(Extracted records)
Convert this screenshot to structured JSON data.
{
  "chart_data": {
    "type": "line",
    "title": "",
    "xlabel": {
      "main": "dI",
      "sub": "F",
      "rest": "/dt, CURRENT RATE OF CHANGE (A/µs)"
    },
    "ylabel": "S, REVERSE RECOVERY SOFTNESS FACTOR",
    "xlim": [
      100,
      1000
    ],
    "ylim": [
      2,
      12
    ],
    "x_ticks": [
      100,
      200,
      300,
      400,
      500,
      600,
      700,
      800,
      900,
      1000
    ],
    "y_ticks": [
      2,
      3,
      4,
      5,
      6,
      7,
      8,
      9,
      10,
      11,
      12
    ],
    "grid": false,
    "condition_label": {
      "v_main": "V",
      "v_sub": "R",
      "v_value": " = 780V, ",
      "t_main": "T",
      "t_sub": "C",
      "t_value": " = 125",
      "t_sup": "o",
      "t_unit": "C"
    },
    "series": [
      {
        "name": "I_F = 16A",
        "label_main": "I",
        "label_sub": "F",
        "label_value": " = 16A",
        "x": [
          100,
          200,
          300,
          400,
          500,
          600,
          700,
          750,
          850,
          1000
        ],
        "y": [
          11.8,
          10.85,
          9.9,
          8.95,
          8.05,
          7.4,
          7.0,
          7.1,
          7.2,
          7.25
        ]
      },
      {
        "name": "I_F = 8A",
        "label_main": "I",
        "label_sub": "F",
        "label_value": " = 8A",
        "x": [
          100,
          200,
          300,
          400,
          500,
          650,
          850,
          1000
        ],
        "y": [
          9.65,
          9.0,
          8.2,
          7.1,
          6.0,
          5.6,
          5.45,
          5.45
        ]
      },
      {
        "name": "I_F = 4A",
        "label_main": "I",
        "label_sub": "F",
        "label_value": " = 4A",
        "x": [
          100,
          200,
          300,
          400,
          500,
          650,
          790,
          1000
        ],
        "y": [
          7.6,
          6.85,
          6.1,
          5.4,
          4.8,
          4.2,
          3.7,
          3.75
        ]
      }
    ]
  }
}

=== Task description ===
Copy out every line of the data above, exactly as given.

=== Solution ===
Convert this screenshot to structured JSON data.
{
  "chart_data": {
    "type": "line",
    "title": "",
    "xlabel": {
      "main": "dI",
      "sub": "F",
      "rest": "/dt, CURRENT RATE OF CHANGE (A/µs)"
    },
    "ylabel": "S, REVERSE RECOVERY SOFTNESS FACTOR",
    "xlim": [
      100,
      1000
    ],
    "ylim": [
      2,
      12
    ],
    "x_ticks": [
      100,
      200,
      300,
      400,
      500,
      600,
      700,
      800,
      900,
      1000
    ],
    "y_ticks": [
      2,
      3,
      4,
      5,
      6,
      7,
      8,
      9,
      10,
      11,
      12
    ],
    "grid": false,
    "condition_label": {
      "v_main": "V",
      "v_sub": "R",
      "v_value": " = 780V, ",
      "t_main": "T",
      "t_sub": "C",
      "t_value": " = 125",
      "t_sup": "o",
      "t_unit": "C"
    },
    "series": [
      {
        "name": "I_F = 16A",
        "label_main": "I",
        "label_sub": "F",
        "label_value": " = 16A",
        "x": [
          100,
          200,
          300,
          400,
          500,
          600,
          700,
          750,
          850,
          1000
        ],
        "y": [
          11.8,
          10.85,
          9.9,
          8.95,
          8.05,
          7.4,
          7.0,
          7.1,
          7.2,
          7.25
        ]
      },
      {
        "name": "I_F = 8A",
        "label_main": "I",
        "label_sub": "F",
        "label_value": " = 8A",
        "x": [
          100,
          200,
          300,
          400,
          500,
          650,
          850,
          1000
        ],
        "y": [
          9.65,
          9.0,
          8.2,
          7.1,
          6.0,
          5.6,
          5.45,
          5.45
        ]
      },
      {
        "name": "I_F = 4A",
        "label_main": "I",
        "label_sub": "F",
        "label_value": " = 4A",
        "x": [
          100,
          200,
          300,
          400,
          500,
          650,
          790,
          1000
        ],
        "y": [
          7.6,
          6.85,
          6.1,
          5.4,
          4.8,
          4.2,
          3.7,
          3.75
        ]
      }
    ]
  }
}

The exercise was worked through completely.